-------- Supplied records
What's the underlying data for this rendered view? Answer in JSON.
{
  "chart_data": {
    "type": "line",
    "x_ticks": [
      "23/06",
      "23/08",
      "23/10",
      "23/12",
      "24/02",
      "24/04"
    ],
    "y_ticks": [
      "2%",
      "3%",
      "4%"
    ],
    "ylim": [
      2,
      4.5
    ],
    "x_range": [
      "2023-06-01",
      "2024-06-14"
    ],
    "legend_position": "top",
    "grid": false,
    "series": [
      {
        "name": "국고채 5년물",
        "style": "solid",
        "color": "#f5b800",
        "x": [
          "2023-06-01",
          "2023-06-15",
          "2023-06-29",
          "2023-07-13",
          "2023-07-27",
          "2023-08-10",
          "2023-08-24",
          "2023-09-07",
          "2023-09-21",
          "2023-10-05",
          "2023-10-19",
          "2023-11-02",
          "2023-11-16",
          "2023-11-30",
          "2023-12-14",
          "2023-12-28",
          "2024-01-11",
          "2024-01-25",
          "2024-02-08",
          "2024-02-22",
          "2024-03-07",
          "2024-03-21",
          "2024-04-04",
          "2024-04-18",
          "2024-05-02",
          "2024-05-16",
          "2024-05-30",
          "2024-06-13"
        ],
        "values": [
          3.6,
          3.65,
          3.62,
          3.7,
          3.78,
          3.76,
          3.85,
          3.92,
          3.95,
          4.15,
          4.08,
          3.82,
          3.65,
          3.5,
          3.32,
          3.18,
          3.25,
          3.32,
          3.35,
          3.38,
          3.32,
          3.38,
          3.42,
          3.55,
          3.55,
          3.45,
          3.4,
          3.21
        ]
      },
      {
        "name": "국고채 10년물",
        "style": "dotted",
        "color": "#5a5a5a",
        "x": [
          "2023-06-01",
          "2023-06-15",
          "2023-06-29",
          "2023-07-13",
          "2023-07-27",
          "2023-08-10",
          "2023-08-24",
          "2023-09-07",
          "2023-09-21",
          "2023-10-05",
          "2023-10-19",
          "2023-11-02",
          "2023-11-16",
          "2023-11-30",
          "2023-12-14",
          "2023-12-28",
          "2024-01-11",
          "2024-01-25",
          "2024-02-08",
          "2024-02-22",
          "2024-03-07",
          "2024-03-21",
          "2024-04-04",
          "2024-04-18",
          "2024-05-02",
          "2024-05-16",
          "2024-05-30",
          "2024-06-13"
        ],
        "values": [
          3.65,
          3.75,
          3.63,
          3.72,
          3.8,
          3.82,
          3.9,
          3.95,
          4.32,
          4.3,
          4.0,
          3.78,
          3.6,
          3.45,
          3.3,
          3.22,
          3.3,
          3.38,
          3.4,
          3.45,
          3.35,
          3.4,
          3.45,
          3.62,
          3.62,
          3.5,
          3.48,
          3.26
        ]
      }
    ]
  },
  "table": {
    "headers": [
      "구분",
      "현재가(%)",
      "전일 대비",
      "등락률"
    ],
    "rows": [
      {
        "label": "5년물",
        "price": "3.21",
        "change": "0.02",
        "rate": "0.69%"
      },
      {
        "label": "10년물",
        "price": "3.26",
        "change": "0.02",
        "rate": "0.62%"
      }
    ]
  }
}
----------------
**Task to complete**. Each record above should be returned exactly as it appears.

**Answer below**.
What's the underlying data for this rendered view? Answer in JSON.
{
  "chart_data": {
    "type": "line",
    "x_ticks": [
      "23/06",
      "23/08",
      "23/10",
      "23/12",
      "24/02",
      "24/04"
    ],
    "y_ticks": [
      "2%",
      "3%",
      "4%"
    ],
    "ylim": [
      2,
      4.5
    ],
    "x_range": [
      "2023-06-01",
      "2024-06-14"
    ],
    "legend_position": "top",
    "grid": false,
    "series": [
      {
        "name": "국고채 5년물",
        "style": "solid",
        "color": "#f5b800",
        "x": [
          "2023-06-01",
          "2023-06-15",
          "2023-06-29",
          "2023-07-13",
          "2023-07-27",
          "2023-08-10",
          "2023-08-24",
          "2023-09-07",
          "2023-09-21",
          "2023-10-05",
          "2023-10-19",
          "2023-11-02",
          "2023-11-16",
          "2023-11-30",
          "2023-12-14",
          "2023-12-28",
          "2024-01-11",
          "2024-01-25",
          "2024-02-08",
          "2024-02-22",
          "2024-03-07",
          "2024-03-21",
          "2024-04-04",
          "2024-04-18",
          "2024-05-02",
          "2024-05-16",
          "2024-05-30",
          "2024-06-13"
        ],
        "values": [
          3.6,
          3.65,
          3.62,
          3.7,
          3.78,
          3.76,
          3.85,
          3.92,
          3.95,
          4.15,
          4.08,
          3.82,
          3.65,
          3.5,
          3.32,
          3.18,
          3.25,
          3.32,
          3.35,
          3.38,
          3.32,
          3.38,
          3.42,
          3.55,
          3.55,
          3.45,
          3.4,
          3.21
        ]
      },
      {
        "name": "국고채 10년물",
        "style": "dotted",
        "color": "#5a5a5a",
        "x": [
          "2023-06-01",
          "2023-06-15",
          "2023-06-29",
          "2023-07-13",
          "2023-07-27",
          "2023-08-10",
          "2023-08-24",
          "2023-09-07",
          "2023-09-21",
          "2023-10-05",
          "2023-10-19",
          "2023-11-02",
          "2023-11-16",
          "2023-11-30",
          "2023-12-14",
          "2023-12-28",
          "2024-01-11",
          "2024-01-25",
          "2024-02-08",
          "2024-02-22",
          "2024-03-07",
          "2024-03-21",
          "2024-04-04",
          "2024-04-18",
          "2024-05-02",
          "2024-05-16",
          "2024-05-30",
          "2024-06-13"
        ],
        "values": [
          3.65,
          3.75,
          3.63,
          3.72,
          3.8,
          3.82,
          3.9,
          3.95,
          4.32,
          4.3,
          4.0,
          3.78,
          3.6,
          3.45,
          3.3,
          3.22,
          3.3,
          3.38,
          3.4,
          3.45,
          3.35,
          3.4,
          3.45,
          3.62,
          3.62,
          3.5,
          3.48,
          3.26
        ]
      }
    ]
  },
  "table": {
    "headers": [
      "구분",
      "현재가(%)",
      "전일 대비",
      "등락률"
    ],
    "rows": [
      {
        "label": "5년물",
        "price": "3.21",
        "change": "0.02",
        "rate": "0.69%"
      },
      {
        "label": "10년물",
        "price": "3.26",
        "change": "0.02",
        "rate": "0.62%"
      }
    ]
  }
}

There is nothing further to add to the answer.